## EXERCISE OBJECTIVE
Reproduce each line that includes the word "caption".

## EXERCISE INPUT
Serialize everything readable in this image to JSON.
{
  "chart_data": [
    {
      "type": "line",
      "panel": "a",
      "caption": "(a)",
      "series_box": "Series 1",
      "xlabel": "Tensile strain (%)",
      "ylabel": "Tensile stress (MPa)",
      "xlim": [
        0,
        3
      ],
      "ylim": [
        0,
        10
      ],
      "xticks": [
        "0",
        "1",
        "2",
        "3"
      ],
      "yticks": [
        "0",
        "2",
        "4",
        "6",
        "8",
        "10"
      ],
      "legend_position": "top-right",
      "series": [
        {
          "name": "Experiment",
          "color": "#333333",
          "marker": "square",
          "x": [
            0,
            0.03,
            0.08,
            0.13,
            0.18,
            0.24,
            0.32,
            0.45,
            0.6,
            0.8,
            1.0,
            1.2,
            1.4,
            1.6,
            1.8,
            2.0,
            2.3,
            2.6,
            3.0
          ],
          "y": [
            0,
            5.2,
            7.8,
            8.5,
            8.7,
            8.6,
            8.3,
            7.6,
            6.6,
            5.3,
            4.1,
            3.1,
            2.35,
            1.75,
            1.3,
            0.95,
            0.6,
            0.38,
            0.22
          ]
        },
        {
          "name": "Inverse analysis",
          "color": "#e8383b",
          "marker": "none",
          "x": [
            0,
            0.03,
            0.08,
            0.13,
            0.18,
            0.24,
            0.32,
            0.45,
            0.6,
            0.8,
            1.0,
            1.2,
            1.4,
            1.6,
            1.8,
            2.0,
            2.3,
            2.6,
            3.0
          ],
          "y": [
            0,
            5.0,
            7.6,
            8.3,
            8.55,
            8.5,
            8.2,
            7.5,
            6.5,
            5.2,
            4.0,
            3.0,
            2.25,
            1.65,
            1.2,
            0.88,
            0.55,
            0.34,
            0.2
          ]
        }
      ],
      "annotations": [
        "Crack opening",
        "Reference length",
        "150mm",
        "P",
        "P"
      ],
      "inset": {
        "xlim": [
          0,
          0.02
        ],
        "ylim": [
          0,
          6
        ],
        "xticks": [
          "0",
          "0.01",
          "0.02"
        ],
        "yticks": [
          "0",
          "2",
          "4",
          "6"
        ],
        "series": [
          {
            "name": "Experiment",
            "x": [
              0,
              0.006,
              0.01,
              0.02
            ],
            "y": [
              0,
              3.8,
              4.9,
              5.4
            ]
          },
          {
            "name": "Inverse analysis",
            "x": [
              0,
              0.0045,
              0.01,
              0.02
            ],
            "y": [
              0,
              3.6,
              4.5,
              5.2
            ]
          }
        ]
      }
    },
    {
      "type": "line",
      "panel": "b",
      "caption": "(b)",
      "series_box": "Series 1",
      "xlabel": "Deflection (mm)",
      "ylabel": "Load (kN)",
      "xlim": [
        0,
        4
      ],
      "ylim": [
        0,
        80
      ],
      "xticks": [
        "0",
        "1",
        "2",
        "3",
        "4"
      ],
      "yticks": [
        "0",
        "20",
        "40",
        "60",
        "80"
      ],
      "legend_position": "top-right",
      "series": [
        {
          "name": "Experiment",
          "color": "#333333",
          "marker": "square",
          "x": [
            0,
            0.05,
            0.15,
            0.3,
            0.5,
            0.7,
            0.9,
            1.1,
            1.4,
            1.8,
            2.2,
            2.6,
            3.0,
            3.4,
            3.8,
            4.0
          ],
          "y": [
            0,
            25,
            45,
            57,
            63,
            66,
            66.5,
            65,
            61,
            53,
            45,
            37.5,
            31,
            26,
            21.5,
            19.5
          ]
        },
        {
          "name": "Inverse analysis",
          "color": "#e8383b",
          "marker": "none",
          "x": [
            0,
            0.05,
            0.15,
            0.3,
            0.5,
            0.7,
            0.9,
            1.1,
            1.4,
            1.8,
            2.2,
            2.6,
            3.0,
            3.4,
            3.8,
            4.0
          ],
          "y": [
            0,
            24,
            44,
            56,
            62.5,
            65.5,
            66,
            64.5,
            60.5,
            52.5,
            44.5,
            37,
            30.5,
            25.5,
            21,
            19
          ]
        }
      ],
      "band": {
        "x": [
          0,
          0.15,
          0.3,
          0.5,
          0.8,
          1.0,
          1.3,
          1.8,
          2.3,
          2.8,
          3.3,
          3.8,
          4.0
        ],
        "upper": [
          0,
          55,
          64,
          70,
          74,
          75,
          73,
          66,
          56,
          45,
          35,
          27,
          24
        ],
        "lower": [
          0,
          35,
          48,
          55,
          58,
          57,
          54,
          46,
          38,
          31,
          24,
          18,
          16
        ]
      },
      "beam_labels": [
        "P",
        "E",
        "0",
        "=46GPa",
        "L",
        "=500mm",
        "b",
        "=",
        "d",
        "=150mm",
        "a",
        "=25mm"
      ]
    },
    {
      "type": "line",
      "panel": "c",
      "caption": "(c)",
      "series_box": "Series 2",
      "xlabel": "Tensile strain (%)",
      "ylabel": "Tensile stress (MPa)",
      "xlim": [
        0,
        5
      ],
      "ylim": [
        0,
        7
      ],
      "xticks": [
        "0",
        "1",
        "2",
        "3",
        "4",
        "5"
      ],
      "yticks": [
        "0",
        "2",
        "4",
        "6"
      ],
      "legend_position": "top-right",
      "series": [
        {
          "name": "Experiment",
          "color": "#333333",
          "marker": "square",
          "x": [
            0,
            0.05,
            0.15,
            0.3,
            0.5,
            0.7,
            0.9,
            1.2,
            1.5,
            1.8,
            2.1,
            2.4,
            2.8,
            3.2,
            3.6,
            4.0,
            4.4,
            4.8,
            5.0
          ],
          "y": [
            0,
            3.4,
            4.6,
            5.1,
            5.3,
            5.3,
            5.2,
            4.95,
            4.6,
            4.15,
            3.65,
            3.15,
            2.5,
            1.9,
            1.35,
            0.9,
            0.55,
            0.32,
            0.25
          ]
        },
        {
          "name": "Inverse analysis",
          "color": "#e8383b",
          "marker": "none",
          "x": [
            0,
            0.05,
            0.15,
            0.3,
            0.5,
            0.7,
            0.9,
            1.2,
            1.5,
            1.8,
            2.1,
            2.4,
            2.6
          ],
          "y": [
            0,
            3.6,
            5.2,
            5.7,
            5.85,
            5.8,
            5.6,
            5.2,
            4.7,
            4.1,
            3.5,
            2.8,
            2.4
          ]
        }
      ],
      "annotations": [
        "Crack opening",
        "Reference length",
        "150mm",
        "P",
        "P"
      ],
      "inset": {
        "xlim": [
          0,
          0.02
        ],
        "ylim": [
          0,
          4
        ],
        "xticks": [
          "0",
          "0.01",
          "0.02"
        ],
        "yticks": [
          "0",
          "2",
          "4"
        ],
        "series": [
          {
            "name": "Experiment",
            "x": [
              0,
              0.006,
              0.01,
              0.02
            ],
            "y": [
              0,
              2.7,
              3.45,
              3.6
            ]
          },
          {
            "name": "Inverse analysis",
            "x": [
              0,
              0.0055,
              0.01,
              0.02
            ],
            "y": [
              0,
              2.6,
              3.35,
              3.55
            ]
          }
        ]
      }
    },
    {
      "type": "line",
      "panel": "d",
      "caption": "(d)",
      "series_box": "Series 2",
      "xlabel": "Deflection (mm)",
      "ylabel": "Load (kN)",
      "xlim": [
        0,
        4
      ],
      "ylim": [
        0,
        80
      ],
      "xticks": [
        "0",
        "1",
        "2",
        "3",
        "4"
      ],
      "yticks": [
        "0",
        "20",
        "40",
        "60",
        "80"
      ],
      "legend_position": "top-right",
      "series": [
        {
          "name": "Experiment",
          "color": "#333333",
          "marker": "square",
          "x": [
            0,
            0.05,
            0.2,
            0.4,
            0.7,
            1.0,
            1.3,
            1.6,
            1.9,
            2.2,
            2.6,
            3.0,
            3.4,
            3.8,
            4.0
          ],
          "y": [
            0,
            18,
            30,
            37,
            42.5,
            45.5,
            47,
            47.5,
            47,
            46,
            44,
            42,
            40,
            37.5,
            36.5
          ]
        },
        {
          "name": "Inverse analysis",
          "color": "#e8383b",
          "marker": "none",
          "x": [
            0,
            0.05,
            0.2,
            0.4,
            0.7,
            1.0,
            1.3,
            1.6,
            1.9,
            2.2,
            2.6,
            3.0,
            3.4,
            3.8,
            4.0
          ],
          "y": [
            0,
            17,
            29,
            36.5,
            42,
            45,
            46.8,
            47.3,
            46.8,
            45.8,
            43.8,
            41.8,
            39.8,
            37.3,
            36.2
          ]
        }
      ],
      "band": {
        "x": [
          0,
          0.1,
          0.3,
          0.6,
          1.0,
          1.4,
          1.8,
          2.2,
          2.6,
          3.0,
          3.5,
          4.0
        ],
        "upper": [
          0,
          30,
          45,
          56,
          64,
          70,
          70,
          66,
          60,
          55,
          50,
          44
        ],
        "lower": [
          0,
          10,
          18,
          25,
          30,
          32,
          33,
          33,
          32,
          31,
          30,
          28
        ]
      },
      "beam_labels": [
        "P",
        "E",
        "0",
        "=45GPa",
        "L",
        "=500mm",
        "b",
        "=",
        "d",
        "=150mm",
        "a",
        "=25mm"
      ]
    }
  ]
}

## CORRECT OUTPUT
      "caption": "(a)",
      "caption": "(b)",
      "caption": "(c)",
      "caption": "(d)",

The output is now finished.